*** PROVIDED DATA ***

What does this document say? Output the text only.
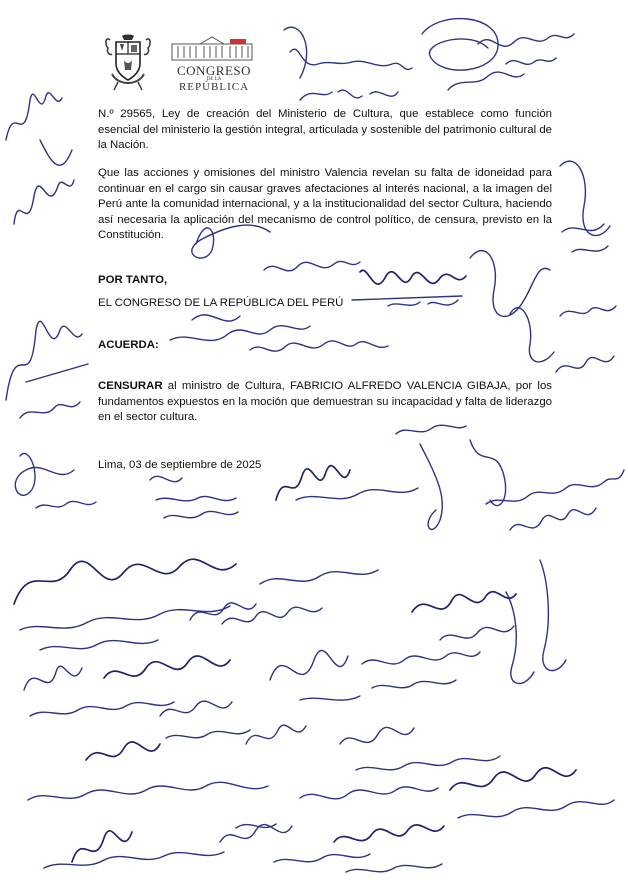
CONGRESO
DE LA
REPÚBLICA

N.º 29565, Ley de creación del Ministerio de Cultura, que establece como función esencial del ministerio la gestión integral, articulada y sostenible del patrimonio cultural de la Nación.

Que las acciones y omisiones del ministro Valencia revelan su falta de idoneidad para continuar en el cargo sin causar graves afectaciones al interés nacional, a la imagen del Perú ante la comunidad internacional, y a la institucionalidad del sector Cultura, haciendo así necesaria la aplicación del mecanismo de control político, de censura, previsto en la Constitución.

POR TANTO,

EL CONGRESO DE LA REPÚBLICA DEL PERÚ

ACUERDA:

CENSURAR al ministro de Cultura, FABRICIO ALFREDO VALENCIA GIBAJA, por los fundamentos expuestos en la moción que demuestran su incapacidad y falta de liderazgo en el sector cultura.

Lima, 03 de septiembre de 2025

***

WHAT TO DO:
Check each line of the records for the string "CONGRESO" and state how many lines contain it. Give only the number.

OUTPUT:
2